AIM: Pull each line holding the word "则甲方有权终止本合同" from the data.
## start DATA PROVIDED
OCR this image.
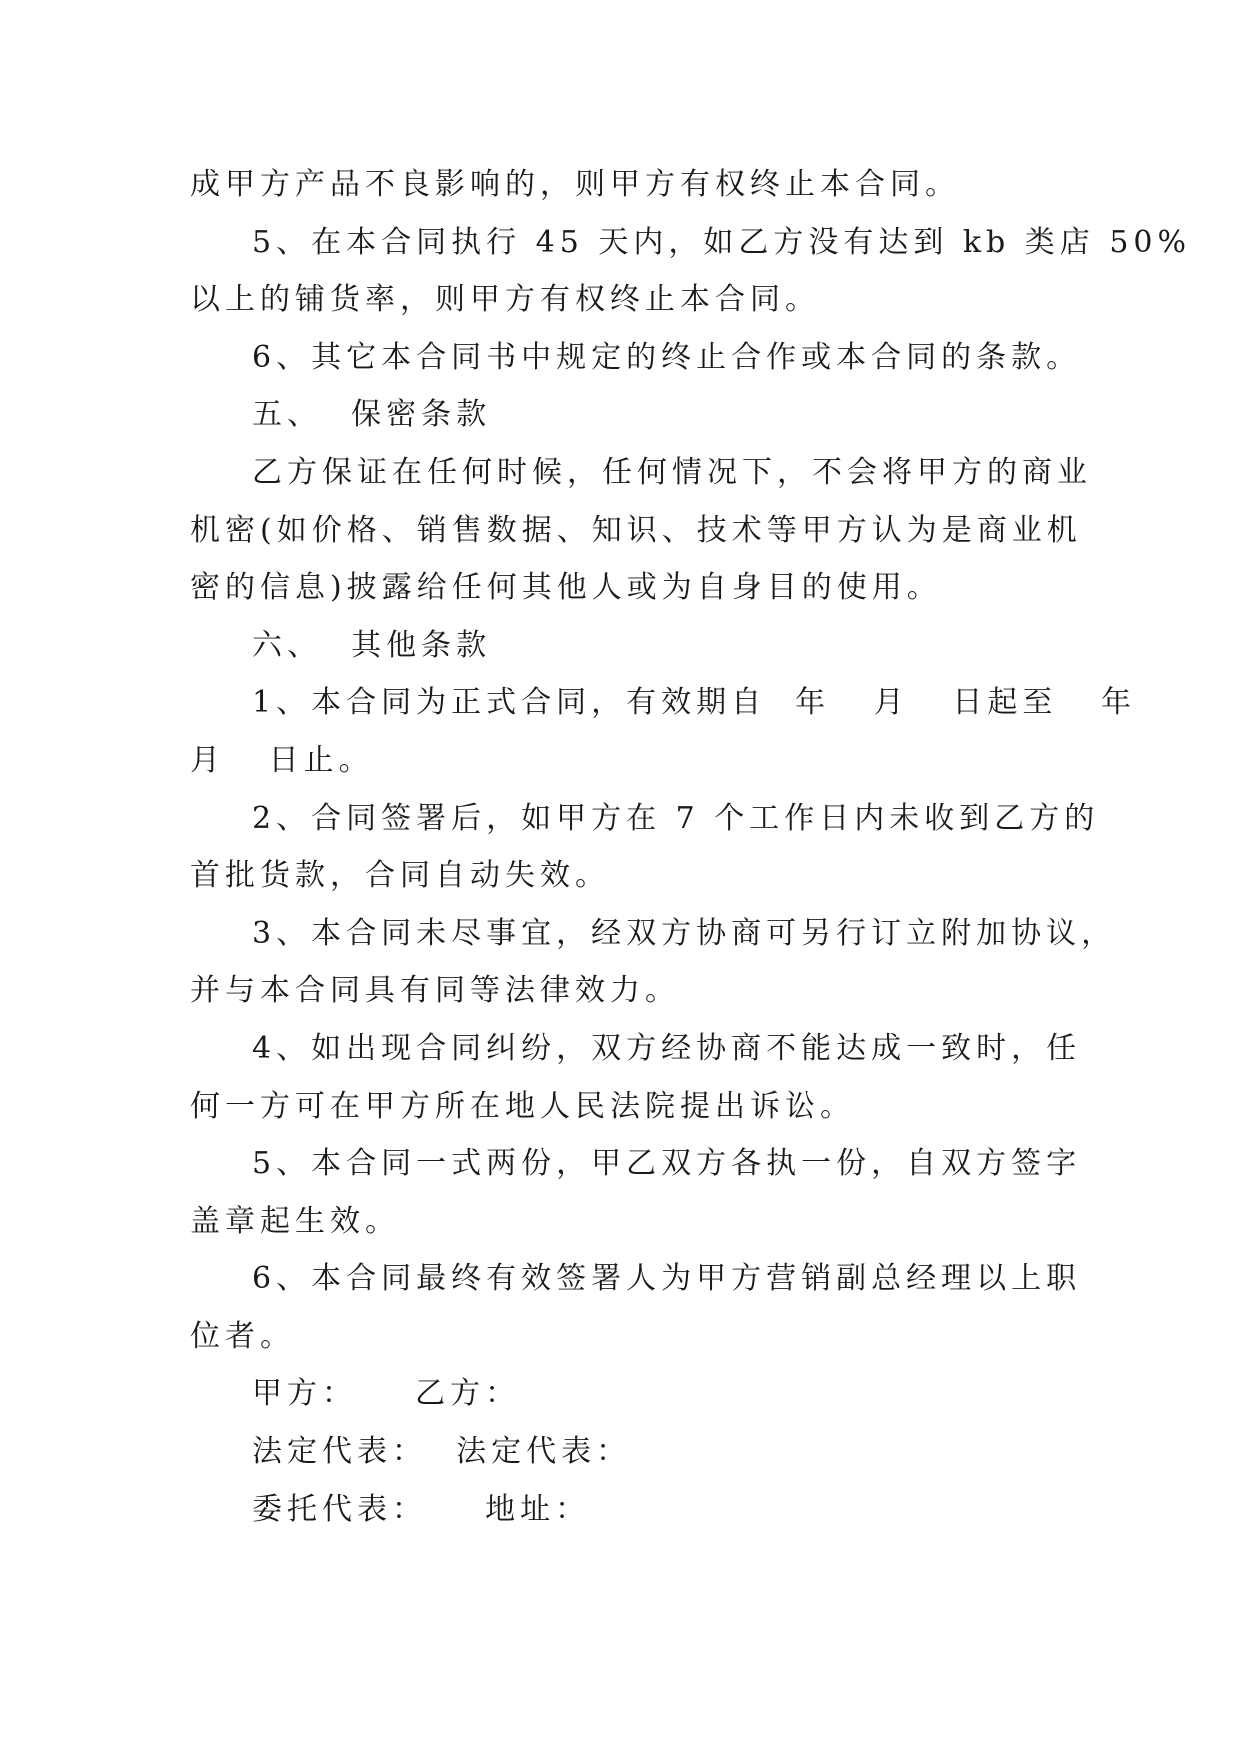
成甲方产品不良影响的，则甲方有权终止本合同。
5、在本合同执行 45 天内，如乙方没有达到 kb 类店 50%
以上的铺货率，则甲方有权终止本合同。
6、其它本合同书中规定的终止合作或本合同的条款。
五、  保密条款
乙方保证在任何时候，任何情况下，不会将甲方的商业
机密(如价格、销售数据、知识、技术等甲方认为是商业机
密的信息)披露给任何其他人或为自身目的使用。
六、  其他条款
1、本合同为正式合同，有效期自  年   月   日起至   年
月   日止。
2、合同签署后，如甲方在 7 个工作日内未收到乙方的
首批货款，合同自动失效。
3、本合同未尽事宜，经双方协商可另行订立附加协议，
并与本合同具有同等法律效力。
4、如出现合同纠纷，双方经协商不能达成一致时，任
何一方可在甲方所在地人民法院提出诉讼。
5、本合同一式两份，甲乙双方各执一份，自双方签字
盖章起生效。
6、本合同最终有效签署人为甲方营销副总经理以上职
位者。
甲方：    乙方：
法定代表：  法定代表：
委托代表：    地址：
## end DATA PROVIDED
RESULT OF THE EXERCISE:
成甲方产品不良影响的，则甲方有权终止本合同。
以上的铺货率，则甲方有权终止本合同。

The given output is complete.